- **HOW TO COMPLETE THIS TASK**:
Which lines below include the string "minnen"? Please show each one.

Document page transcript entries
- Opening Delimiter -
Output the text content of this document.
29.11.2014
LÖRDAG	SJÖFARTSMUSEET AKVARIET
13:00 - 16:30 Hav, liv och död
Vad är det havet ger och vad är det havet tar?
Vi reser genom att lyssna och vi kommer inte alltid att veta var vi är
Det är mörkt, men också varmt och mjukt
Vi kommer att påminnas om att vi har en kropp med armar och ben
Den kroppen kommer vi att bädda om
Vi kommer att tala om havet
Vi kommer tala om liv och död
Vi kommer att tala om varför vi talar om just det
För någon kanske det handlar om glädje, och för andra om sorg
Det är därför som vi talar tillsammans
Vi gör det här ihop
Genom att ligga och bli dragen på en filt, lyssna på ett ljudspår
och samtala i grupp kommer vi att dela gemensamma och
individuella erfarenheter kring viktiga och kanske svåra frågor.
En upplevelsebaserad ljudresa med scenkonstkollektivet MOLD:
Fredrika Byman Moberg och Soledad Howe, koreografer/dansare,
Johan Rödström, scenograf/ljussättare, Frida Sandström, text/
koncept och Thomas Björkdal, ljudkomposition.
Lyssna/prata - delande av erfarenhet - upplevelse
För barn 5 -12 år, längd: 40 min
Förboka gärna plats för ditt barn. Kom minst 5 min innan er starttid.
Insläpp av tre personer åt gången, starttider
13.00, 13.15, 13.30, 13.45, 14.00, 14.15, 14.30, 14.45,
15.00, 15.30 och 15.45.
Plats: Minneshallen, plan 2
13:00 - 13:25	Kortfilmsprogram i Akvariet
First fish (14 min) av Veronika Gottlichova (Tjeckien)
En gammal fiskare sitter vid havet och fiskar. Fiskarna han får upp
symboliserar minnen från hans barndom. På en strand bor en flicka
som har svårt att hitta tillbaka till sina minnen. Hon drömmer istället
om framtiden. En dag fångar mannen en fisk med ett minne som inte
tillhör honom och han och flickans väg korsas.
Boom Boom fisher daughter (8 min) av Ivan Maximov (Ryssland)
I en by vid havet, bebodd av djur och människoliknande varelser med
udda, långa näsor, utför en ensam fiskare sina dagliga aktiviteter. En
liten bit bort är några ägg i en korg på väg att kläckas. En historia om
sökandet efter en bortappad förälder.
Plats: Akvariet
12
- Closing Delimiter -
- **SOLUTION FOR THIS PROBLEM**:
symboliserar minnen från hans barndom. På en strand bor en flicka
som har svårt att hitta tillbaka till sina minnen. Hon drömmer istället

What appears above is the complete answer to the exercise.